→ **What is needed**
Retype the records that come next, word for word.

Data records:
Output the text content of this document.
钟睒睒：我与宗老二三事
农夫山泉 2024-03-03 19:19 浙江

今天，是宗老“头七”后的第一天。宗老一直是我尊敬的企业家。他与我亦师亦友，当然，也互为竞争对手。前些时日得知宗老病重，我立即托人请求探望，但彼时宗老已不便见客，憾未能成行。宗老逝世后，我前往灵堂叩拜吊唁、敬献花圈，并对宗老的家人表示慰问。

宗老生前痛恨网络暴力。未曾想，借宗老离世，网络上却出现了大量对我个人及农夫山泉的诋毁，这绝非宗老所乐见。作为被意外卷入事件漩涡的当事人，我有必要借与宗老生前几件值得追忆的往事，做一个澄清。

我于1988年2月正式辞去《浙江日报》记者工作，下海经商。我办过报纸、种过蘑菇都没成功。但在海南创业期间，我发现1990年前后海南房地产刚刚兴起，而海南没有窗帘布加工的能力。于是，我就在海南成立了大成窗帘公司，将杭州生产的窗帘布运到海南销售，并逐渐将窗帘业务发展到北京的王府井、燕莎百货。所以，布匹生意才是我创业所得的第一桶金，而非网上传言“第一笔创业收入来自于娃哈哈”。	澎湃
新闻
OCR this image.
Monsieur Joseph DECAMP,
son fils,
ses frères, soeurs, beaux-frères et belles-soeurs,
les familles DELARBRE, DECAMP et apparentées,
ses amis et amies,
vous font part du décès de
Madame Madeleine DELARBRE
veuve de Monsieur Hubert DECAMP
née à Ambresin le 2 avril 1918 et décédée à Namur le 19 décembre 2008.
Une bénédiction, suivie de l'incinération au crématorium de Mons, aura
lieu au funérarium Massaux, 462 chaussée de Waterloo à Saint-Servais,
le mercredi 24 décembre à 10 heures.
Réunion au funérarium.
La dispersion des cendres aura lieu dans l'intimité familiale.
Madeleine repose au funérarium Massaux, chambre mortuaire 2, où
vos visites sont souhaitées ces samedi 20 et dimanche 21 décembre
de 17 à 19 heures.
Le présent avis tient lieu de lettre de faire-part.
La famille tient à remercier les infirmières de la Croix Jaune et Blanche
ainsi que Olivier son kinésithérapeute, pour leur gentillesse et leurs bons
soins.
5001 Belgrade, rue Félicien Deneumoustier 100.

→ **Worked answer**
Output the text content of this document.
钟睒睒：我与宗老二三事
农夫山泉 2024-03-03 19:19 浙江

今天，是宗老“头七”后的第一天。宗老一直是我尊敬的企业家。他与我亦师亦友，当然，也互为竞争对手。前些时日得知宗老病重，我立即托人请求探望，但彼时宗老已不便见客，憾未能成行。宗老逝世后，我前往灵堂叩拜吊唁、敬献花圈，并对宗老的家人表示慰问。

宗老生前痛恨网络暴力。未曾想，借宗老离世，网络上却出现了大量对我个人及农夫山泉的诋毁，这绝非宗老所乐见。作为被意外卷入事件漩涡的当事人，我有必要借与宗老生前几件值得追忆的往事，做一个澄清。

我于1988年2月正式辞去《浙江日报》记者工作，下海经商。我办过报纸、种过蘑菇都没成功。但在海南创业期间，我发现1990年前后海南房地产刚刚兴起，而海南没有窗帘布加工的能力。于是，我就在海南成立了大成窗帘公司，将杭州生产的窗帘布运到海南销售，并逐渐将窗帘业务发展到北京的王府井、燕莎百货。所以，布匹生意才是我创业所得的第一桶金，而非网上传言“第一笔创业收入来自于娃哈哈”。	澎湃
新闻
OCR this image.
Monsieur Joseph DECAMP,
son fils,
ses frères, soeurs, beaux-frères et belles-soeurs,
les familles DELARBRE, DECAMP et apparentées,
ses amis et amies,
vous font part du décès de
Madame Madeleine DELARBRE
veuve de Monsieur Hubert DECAMP
née à Ambresin le 2 avril 1918 et décédée à Namur le 19 décembre 2008.
Une bénédiction, suivie de l'incinération au crématorium de Mons, aura
lieu au funérarium Massaux, 462 chaussée de Waterloo à Saint-Servais,
le mercredi 24 décembre à 10 heures.
Réunion au funérarium.
La dispersion des cendres aura lieu dans l'intimité familiale.
Madeleine repose au funérarium Massaux, chambre mortuaire 2, où
vos visites sont souhaitées ces samedi 20 et dimanche 21 décembre
de 17 à 19 heures.
Le présent avis tient lieu de lettre de faire-part.
La famille tient à remercier les infirmières de la Croix Jaune et Blanche
ainsi que Olivier son kinésithérapeute, pour leur gentillesse et leurs bons
soins.
5001 Belgrade, rue Félicien Deneumoustier 100.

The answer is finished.